# [Given task]
Count how many lines contain the word "Pons". Respond with the number alone.

# [Extracted data entries]
++++++

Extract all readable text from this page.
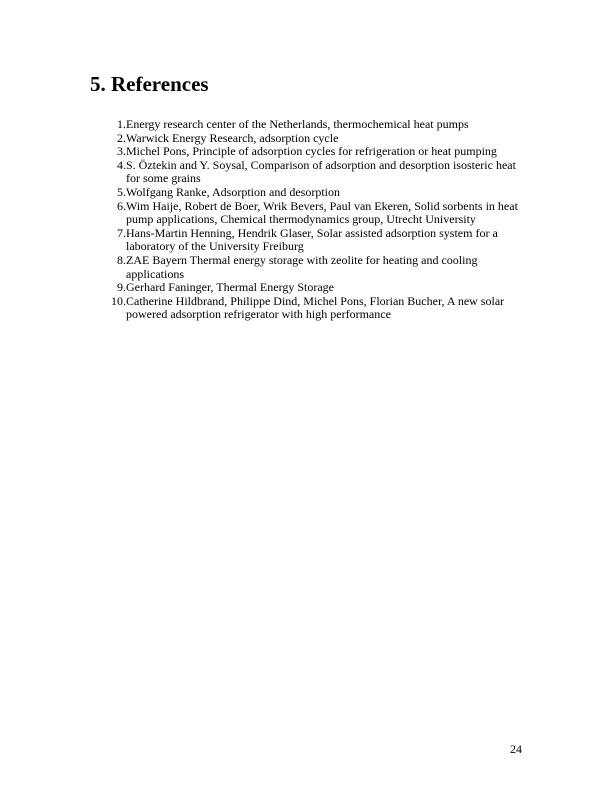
5. References
1. Energy research center of the Netherlands, thermochemical heat pumps
2. Warwick Energy Research, adsorption cycle
3. Michel Pons, Principle of adsorption cycles for refrigeration or heat pumping
4. S. Öztekin and Y. Soysal, Comparison of adsorption and desorption isosteric heat for some grains
5. Wolfgang Ranke, Adsorption and desorption
6. Wim Haije, Robert de Boer, Wrik Bevers, Paul van Ekeren, Solid sorbents in heat pump applications, Chemical thermodynamics group, Utrecht University
7. Hans-Martin Henning, Hendrik Glaser, Solar assisted adsorption system for a laboratory of the University Freiburg
8. ZAE Bayern Thermal energy storage with zeolite for heating and cooling applications
9. Gerhard Faninger, Thermal Energy Storage
10. Catherine Hildbrand, Philippe Dind, Michel Pons, Florian Bucher, A new solar powered adsorption refrigerator with high performance
24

++++++

# [Complete answer]
2